--- start of RECORDS SUPPLIED ---

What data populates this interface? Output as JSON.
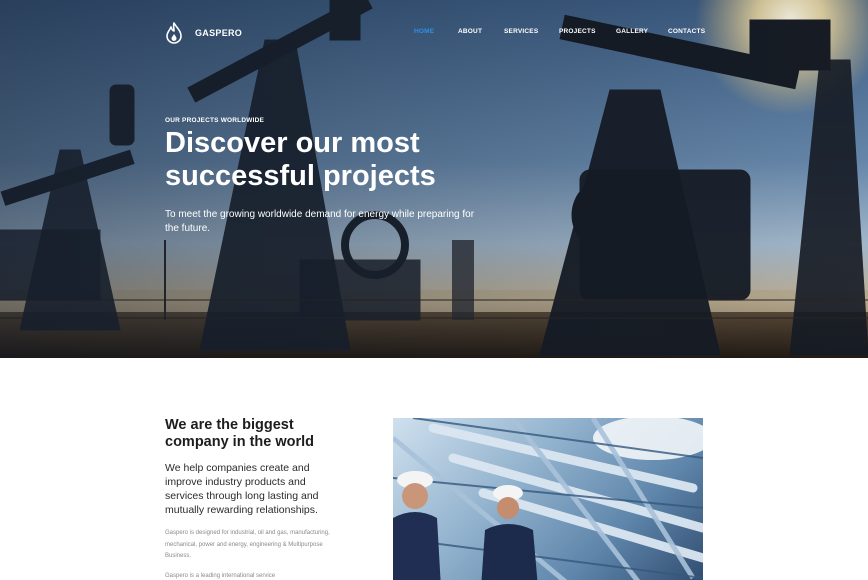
{
  "brand": {
    "name": "GASPERO",
    "logo_icon": "flame-icon"
  },
  "nav": {
    "items": [
      {
        "label": "HOME",
        "active": true
      },
      {
        "label": "ABOUT",
        "active": false
      },
      {
        "label": "SERVICES",
        "active": false
      },
      {
        "label": "PROJECTS",
        "active": false
      },
      {
        "label": "GALLERY",
        "active": false
      },
      {
        "label": "CONTACTS",
        "active": false
      }
    ],
    "active_color": "#2f8fe6"
  },
  "hero": {
    "eyebrow": "OUR PROJECTS WORLDWIDE",
    "title": "Discover our most successful projects",
    "subtitle": "To meet the growing worldwide demand for energy while preparing for the future."
  },
  "about": {
    "title": "We are the biggest company in the world",
    "lead": "We help companies create and improve industry products and services through long lasting and mutually rewarding relationships.",
    "paragraph1": "Gaspero is designed for industrial, oil and gas, manufacturing, mechanical, power and energy, engineering & Multipurpose Business.",
    "paragraph2": "Gaspero is a leading international service"
  }
}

--- end of RECORDS SUPPLIED ---

## STATED GOAL
Say only how many lines in the records carry the word "label".

## EXPECTED ANSWER
6